All records must be quoted exactly. Omit the pictures.
** BEGIN Material supplied **
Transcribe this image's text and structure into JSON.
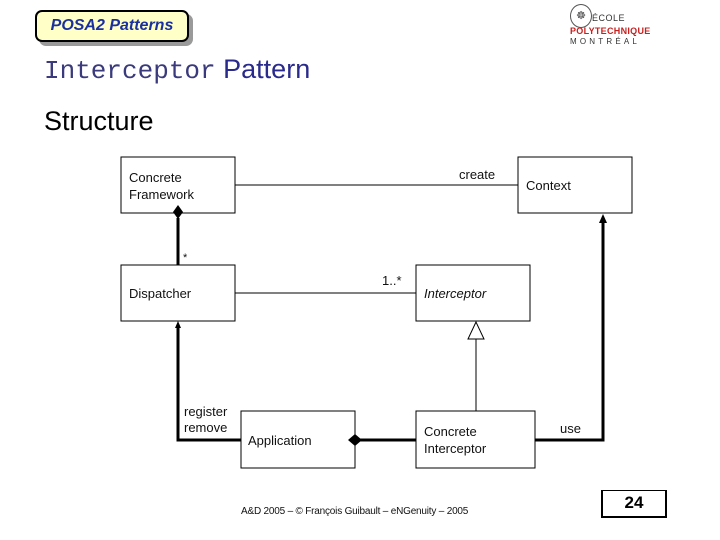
{
  "header": {
    "badge_label": "POSA2 Patterns",
    "logo": {
      "crest_icon": "university-crest-icon",
      "line1": "ÉCOLE",
      "line2": "POLYTECHNIQUE",
      "line3": "MONTRÉAL"
    }
  },
  "slide": {
    "title_mono": "Interceptor",
    "title_rest": "Pattern",
    "subtitle": "Structure"
  },
  "diagram": {
    "classes": {
      "concrete_framework": [
        "Concrete",
        "Framework"
      ],
      "context": "Context",
      "dispatcher": "Dispatcher",
      "interceptor": "Interceptor",
      "application": "Application",
      "concrete_interceptor": [
        "Concrete",
        "Interceptor"
      ]
    },
    "relations": {
      "create": "create",
      "framework_dispatcher_multiplicity": "*",
      "dispatcher_interceptor_multiplicity": "1..*",
      "register_remove": [
        "register",
        "remove"
      ],
      "use": "use"
    }
  },
  "footer": {
    "text": "A&D 2005 – © François Guibault – eNGenuity – 2005",
    "page_number": "24"
  }
}
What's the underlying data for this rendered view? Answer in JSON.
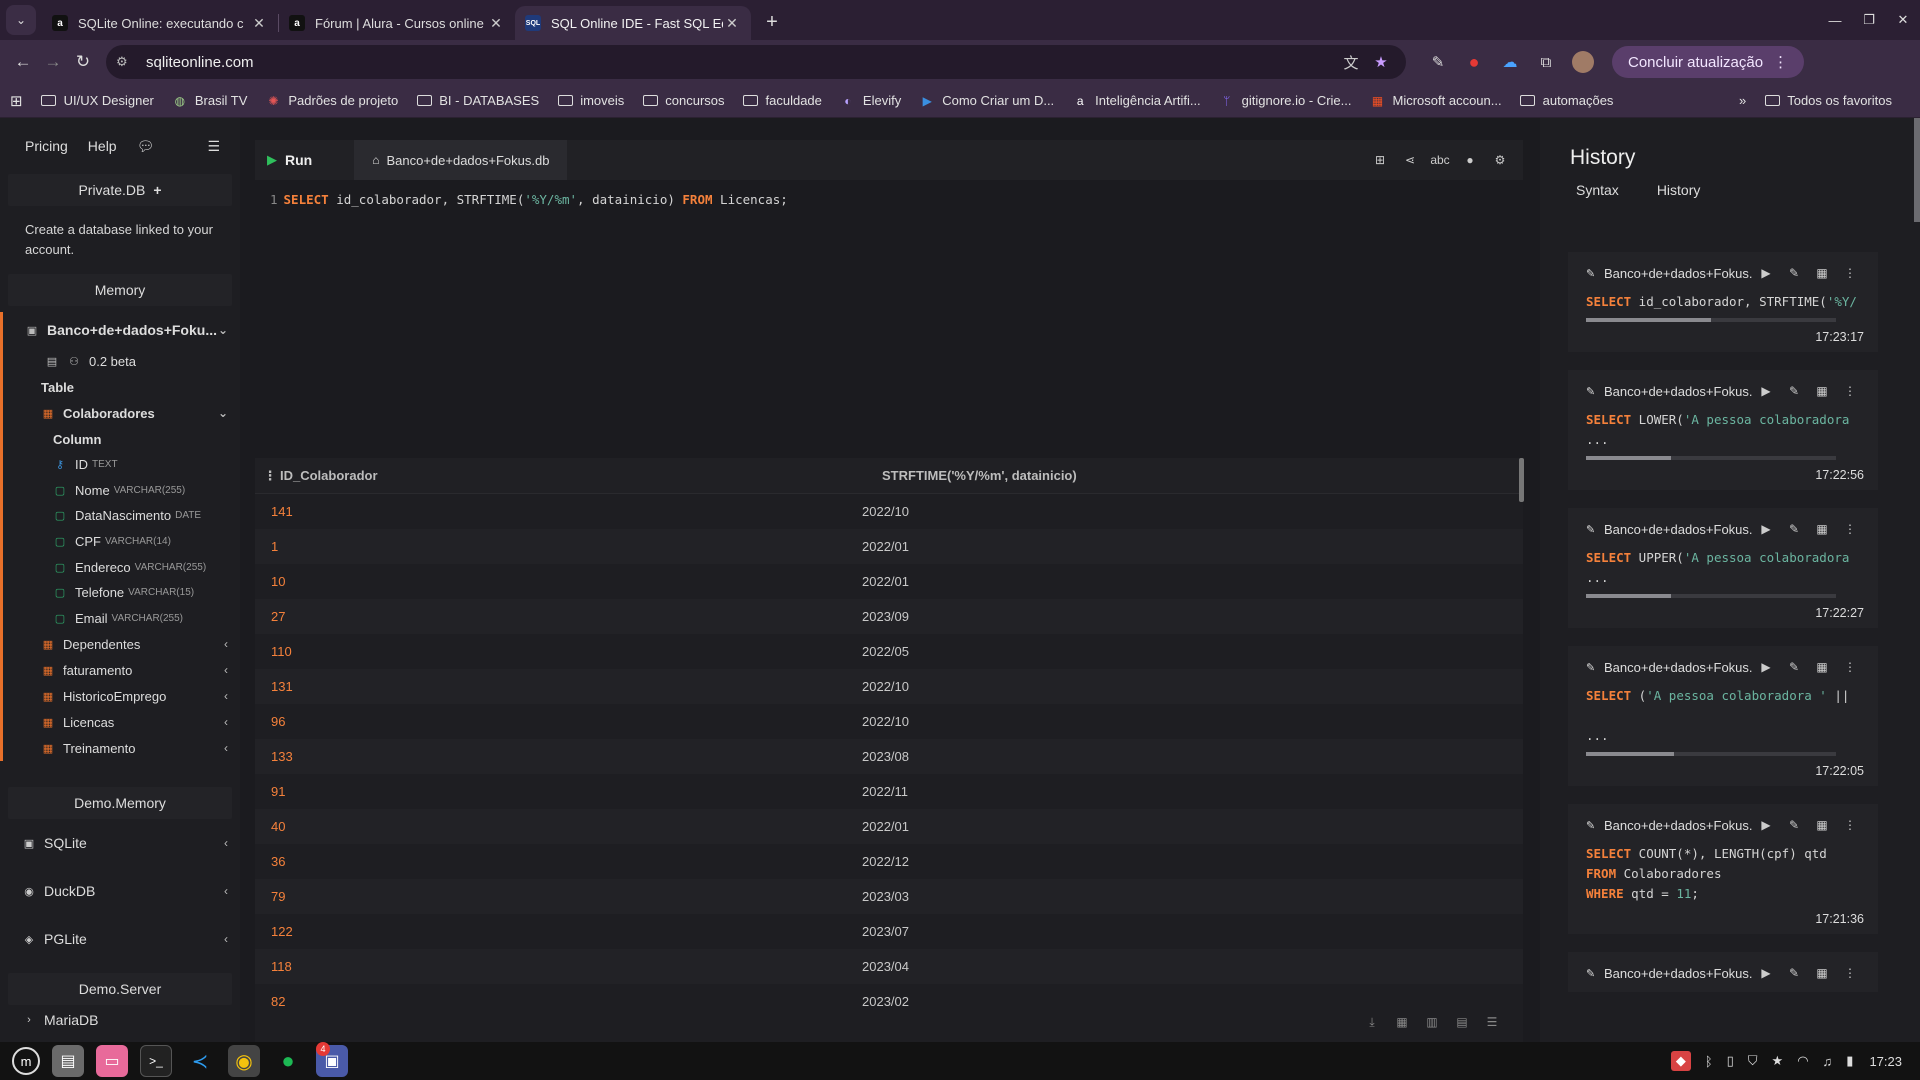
{
  "browser": {
    "tabs": [
      {
        "label": "SQLite Online: executando c",
        "favicon": "a",
        "active": false
      },
      {
        "label": "Fórum | Alura - Cursos online",
        "favicon": "a",
        "active": false
      },
      {
        "label": "SQL Online IDE - Fast SQL Ed",
        "favicon": "SQL",
        "active": true
      }
    ],
    "url": "sqliteonline.com",
    "update_button": "Concluir atualização",
    "bookmarks": [
      {
        "label": "UI/UX Designer",
        "icon": "folder-icon"
      },
      {
        "label": "Brasil TV",
        "icon": "tv-icon"
      },
      {
        "label": "Padrões de projeto",
        "icon": "pattern-icon"
      },
      {
        "label": "BI - DATABASES",
        "icon": "folder-icon"
      },
      {
        "label": "imoveis",
        "icon": "folder-icon"
      },
      {
        "label": "concursos",
        "icon": "folder-icon"
      },
      {
        "label": "faculdade",
        "icon": "folder-icon"
      },
      {
        "label": "Elevify",
        "icon": "elevify-icon"
      },
      {
        "label": "Como Criar um D...",
        "icon": "play-icon"
      },
      {
        "label": "Inteligência Artifi...",
        "icon": "alura-icon"
      },
      {
        "label": "gitignore.io - Crie...",
        "icon": "git-icon"
      },
      {
        "label": "Microsoft accoun...",
        "icon": "microsoft-icon"
      },
      {
        "label": "automações",
        "icon": "folder-icon"
      }
    ],
    "all_bookmarks": "Todos os favoritos"
  },
  "sidebar": {
    "top": {
      "pricing": "Pricing",
      "help": "Help"
    },
    "private_db": {
      "title": "Private.DB",
      "note": "Create a database linked to your account."
    },
    "memory": {
      "title": "Memory",
      "db_name": "Banco+de+dados+Foku...",
      "version": "0.2 beta",
      "table_heading": "Table",
      "open_table": "Colaboradores",
      "column_heading": "Column",
      "columns": [
        {
          "name": "ID",
          "type": "TEXT",
          "key": true
        },
        {
          "name": "Nome",
          "type": "VARCHAR(255)"
        },
        {
          "name": "DataNascimento",
          "type": "DATE"
        },
        {
          "name": "CPF",
          "type": "VARCHAR(14)"
        },
        {
          "name": "Endereco",
          "type": "VARCHAR(255)"
        },
        {
          "name": "Telefone",
          "type": "VARCHAR(15)"
        },
        {
          "name": "Email",
          "type": "VARCHAR(255)"
        }
      ],
      "other_tables": [
        "Dependentes",
        "faturamento",
        "HistoricoEmprego",
        "Licencas",
        "Treinamento"
      ]
    },
    "demo_memory": {
      "title": "Demo.Memory",
      "items": [
        "SQLite",
        "DuckDB",
        "PGLite"
      ]
    },
    "demo_server": {
      "title": "Demo.Server",
      "first_item": "MariaDB"
    }
  },
  "editor": {
    "run_label": "Run",
    "db_tab": "Banco+de+dados+Fokus.db",
    "line_no": "1",
    "query": {
      "kw1": "SELECT",
      "part1": " id_colaborador, STRFTIME(",
      "str1": "'%Y/%m'",
      "part2": ", datainicio) ",
      "kw2": "FROM",
      "part3": " Licencas;"
    }
  },
  "results": {
    "columns": [
      "ID_Colaborador",
      "STRFTIME('%Y/%m', datainicio)"
    ],
    "rows": [
      [
        "141",
        "2022/10"
      ],
      [
        "1",
        "2022/01"
      ],
      [
        "10",
        "2022/01"
      ],
      [
        "27",
        "2023/09"
      ],
      [
        "110",
        "2022/05"
      ],
      [
        "131",
        "2022/10"
      ],
      [
        "96",
        "2022/10"
      ],
      [
        "133",
        "2023/08"
      ],
      [
        "91",
        "2022/11"
      ],
      [
        "40",
        "2022/01"
      ],
      [
        "36",
        "2022/12"
      ],
      [
        "79",
        "2023/03"
      ],
      [
        "122",
        "2023/07"
      ],
      [
        "118",
        "2023/04"
      ],
      [
        "82",
        "2023/02"
      ]
    ]
  },
  "history": {
    "title": "History",
    "tabs": [
      "Syntax",
      "History"
    ],
    "items": [
      {
        "db": "Banco+de+dados+Fokus...",
        "lines": [
          [
            [
              "k",
              "SELECT"
            ],
            [
              "t",
              " id_colaborador, STRFTIME("
            ],
            [
              "s",
              "'%Y/"
            ]
          ]
        ],
        "time": "17:23:17",
        "progress": 0.5
      },
      {
        "db": "Banco+de+dados+Fokus...",
        "lines": [
          [
            [
              "k",
              "SELECT"
            ],
            [
              "t",
              " LOWER("
            ],
            [
              "s",
              "'A pessoa colaboradora"
            ]
          ],
          [
            [
              "t",
              "..."
            ]
          ]
        ],
        "time": "17:22:56",
        "progress": 0.34
      },
      {
        "db": "Banco+de+dados+Fokus...",
        "lines": [
          [
            [
              "k",
              "SELECT"
            ],
            [
              "t",
              " UPPER("
            ],
            [
              "s",
              "'A pessoa colaboradora"
            ]
          ],
          [
            [
              "t",
              "..."
            ]
          ]
        ],
        "time": "17:22:27",
        "progress": 0.34
      },
      {
        "db": "Banco+de+dados+Fokus...",
        "lines": [
          [
            [
              "k",
              "SELECT"
            ],
            [
              "t",
              " ("
            ],
            [
              "s",
              "'A pessoa colaboradora '"
            ],
            [
              "t",
              " ||"
            ]
          ],
          [
            [
              "t",
              ""
            ]
          ],
          [
            [
              "t",
              "..."
            ]
          ]
        ],
        "time": "17:22:05",
        "progress": 0.35
      },
      {
        "db": "Banco+de+dados+Fokus...",
        "lines": [
          [
            [
              "k",
              "SELECT"
            ],
            [
              "t",
              " COUNT(*), LENGTH(cpf) qtd"
            ]
          ],
          [
            [
              "k",
              "FROM"
            ],
            [
              "t",
              " Colaboradores"
            ]
          ],
          [
            [
              "k",
              "WHERE"
            ],
            [
              "t",
              " qtd = "
            ],
            [
              "n",
              "11"
            ],
            [
              "t",
              ";"
            ]
          ]
        ],
        "time": "17:21:36",
        "progress": 0
      },
      {
        "db": "Banco+de+dados+Fokus...",
        "lines": [],
        "time": "",
        "progress": 0
      }
    ]
  },
  "taskbar": {
    "clock": "17:23",
    "badge": "4"
  }
}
** END Material supplied **
Finished answer:
Transcribe this image's text and structure into JSON.
{
  "header": {
    "badge_label": "POSA2 Patterns",
    "logo": {
      "crest_icon": "university-crest-icon",
      "line1": "ÉCOLE",
      "line2": "POLYTECHNIQUE",
      "line3": "MONTRÉAL"
    }
  },
  "slide": {
    "title_mono": "Interceptor",
    "title_rest": "Pattern",
    "subtitle": "Structure"
  },
  "diagram": {
    "classes": {
      "concrete_framework": [
        "Concrete",
        "Framework"
      ],
      "context": "Context",
      "dispatcher": "Dispatcher",
      "interceptor": "Interceptor",
      "application": "Application",
      "concrete_interceptor": [
        "Concrete",
        "Interceptor"
      ]
    },
    "relations": {
      "create": "create",
      "framework_dispatcher_multiplicity": "*",
      "dispatcher_interceptor_multiplicity": "1..*",
      "register_remove": [
        "register",
        "remove"
      ],
      "use": "use"
    }
  },
  "footer": {
    "text": "A&D 2005 – © François Guibault – eNGenuity – 2005",
    "page_number": "24"
  }
}
What's the underlying data for this rendered view? Answer in JSON.
{
  "browser": {
    "tabs": [
      {
        "label": "SQLite Online: executando c",
        "favicon": "a",
        "active": false
      },
      {
        "label": "Fórum | Alura - Cursos online",
        "favicon": "a",
        "active": false
      },
      {
        "label": "SQL Online IDE - Fast SQL Ed",
        "favicon": "SQL",
        "active": true
      }
    ],
    "url": "sqliteonline.com",
    "update_button": "Concluir atualização",
    "bookmarks": [
      {
        "label": "UI/UX Designer",
        "icon": "folder-icon"
      },
      {
        "label": "Brasil TV",
        "icon": "tv-icon"
      },
      {
        "label": "Padrões de projeto",
        "icon": "pattern-icon"
      },
      {
        "label": "BI - DATABASES",
        "icon": "folder-icon"
      },
      {
        "label": "imoveis",
        "icon": "folder-icon"
      },
      {
        "label": "concursos",
        "icon": "folder-icon"
      },
      {
        "label": "faculdade",
        "icon": "folder-icon"
      },
      {
        "label": "Elevify",
        "icon": "elevify-icon"
      },
      {
        "label": "Como Criar um D...",
        "icon": "play-icon"
      },
      {
        "label": "Inteligência Artifi...",
        "icon": "alura-icon"
      },
      {
        "label": "gitignore.io - Crie...",
        "icon": "git-icon"
      },
      {
        "label": "Microsoft accoun...",
        "icon": "microsoft-icon"
      },
      {
        "label": "automações",
        "icon": "folder-icon"
      }
    ],
    "all_bookmarks": "Todos os favoritos"
  },
  "sidebar": {
    "top": {
      "pricing": "Pricing",
      "help": "Help"
    },
    "private_db": {
      "title": "Private.DB",
      "note": "Create a database linked to your account."
    },
    "memory": {
      "title": "Memory",
      "db_name": "Banco+de+dados+Foku...",
      "version": "0.2 beta",
      "table_heading": "Table",
      "open_table": "Colaboradores",
      "column_heading": "Column",
      "columns": [
        {
          "name": "ID",
          "type": "TEXT",
          "key": true
        },
        {
          "name": "Nome",
          "type": "VARCHAR(255)"
        },
        {
          "name": "DataNascimento",
          "type": "DATE"
        },
        {
          "name": "CPF",
          "type": "VARCHAR(14)"
        },
        {
          "name": "Endereco",
          "type": "VARCHAR(255)"
        },
        {
          "name": "Telefone",
          "type": "VARCHAR(15)"
        },
        {
          "name": "Email",
          "type": "VARCHAR(255)"
        }
      ],
      "other_tables": [
        "Dependentes",
        "faturamento",
        "HistoricoEmprego",
        "Licencas",
        "Treinamento"
      ]
    },
    "demo_memory": {
      "title": "Demo.Memory",
      "items": [
        "SQLite",
        "DuckDB",
        "PGLite"
      ]
    },
    "demo_server": {
      "title": "Demo.Server",
      "first_item": "MariaDB"
    }
  },
  "editor": {
    "run_label": "Run",
    "db_tab": "Banco+de+dados+Fokus.db",
    "line_no": "1",
    "query": {
      "kw1": "SELECT",
      "part1": " id_colaborador, STRFTIME(",
      "str1": "'%Y/%m'",
      "part2": ", datainicio) ",
      "kw2": "FROM",
      "part3": " Licencas;"
    }
  },
  "results": {
    "columns": [
      "ID_Colaborador",
      "STRFTIME('%Y/%m', datainicio)"
    ],
    "rows": [
      [
        "141",
        "2022/10"
      ],
      [
        "1",
        "2022/01"
      ],
      [
        "10",
        "2022/01"
      ],
      [
        "27",
        "2023/09"
      ],
      [
        "110",
        "2022/05"
      ],
      [
        "131",
        "2022/10"
      ],
      [
        "96",
        "2022/10"
      ],
      [
        "133",
        "2023/08"
      ],
      [
        "91",
        "2022/11"
      ],
      [
        "40",
        "2022/01"
      ],
      [
        "36",
        "2022/12"
      ],
      [
        "79",
        "2023/03"
      ],
      [
        "122",
        "2023/07"
      ],
      [
        "118",
        "2023/04"
      ],
      [
        "82",
        "2023/02"
      ]
    ]
  },
  "history": {
    "title": "History",
    "tabs": [
      "Syntax",
      "History"
    ],
    "items": [
      {
        "db": "Banco+de+dados+Fokus...",
        "lines": [
          [
            [
              "k",
              "SELECT"
            ],
            [
              "t",
              " id_colaborador, STRFTIME("
            ],
            [
              "s",
              "'%Y/"
            ]
          ]
        ],
        "time": "17:23:17",
        "progress": 0.5
      },
      {
        "db": "Banco+de+dados+Fokus...",
        "lines": [
          [
            [
              "k",
              "SELECT"
            ],
            [
              "t",
              " LOWER("
            ],
            [
              "s",
              "'A pessoa colaboradora"
            ]
          ],
          [
            [
              "t",
              "..."
            ]
          ]
        ],
        "time": "17:22:56",
        "progress": 0.34
      },
      {
        "db": "Banco+de+dados+Fokus...",
        "lines": [
          [
            [
              "k",
              "SELECT"
            ],
            [
              "t",
              " UPPER("
            ],
            [
              "s",
              "'A pessoa colaboradora"
            ]
          ],
          [
            [
              "t",
              "..."
            ]
          ]
        ],
        "time": "17:22:27",
        "progress": 0.34
      },
      {
        "db": "Banco+de+dados+Fokus...",
        "lines": [
          [
            [
              "k",
              "SELECT"
            ],
            [
              "t",
              " ("
            ],
            [
              "s",
              "'A pessoa colaboradora '"
            ],
            [
              "t",
              " ||"
            ]
          ],
          [
            [
              "t",
              ""
            ]
          ],
          [
            [
              "t",
              "..."
            ]
          ]
        ],
        "time": "17:22:05",
        "progress": 0.35
      },
      {
        "db": "Banco+de+dados+Fokus...",
        "lines": [
          [
            [
              "k",
              "SELECT"
            ],
            [
              "t",
              " COUNT(*), LENGTH(cpf) qtd"
            ]
          ],
          [
            [
              "k",
              "FROM"
            ],
            [
              "t",
              " Colaboradores"
            ]
          ],
          [
            [
              "k",
              "WHERE"
            ],
            [
              "t",
              " qtd = "
            ],
            [
              "n",
              "11"
            ],
            [
              "t",
              ";"
            ]
          ]
        ],
        "time": "17:21:36",
        "progress": 0
      },
      {
        "db": "Banco+de+dados+Fokus...",
        "lines": [],
        "time": "",
        "progress": 0
      }
    ]
  },
  "taskbar": {
    "clock": "17:23",
    "badge": "4"
  }
}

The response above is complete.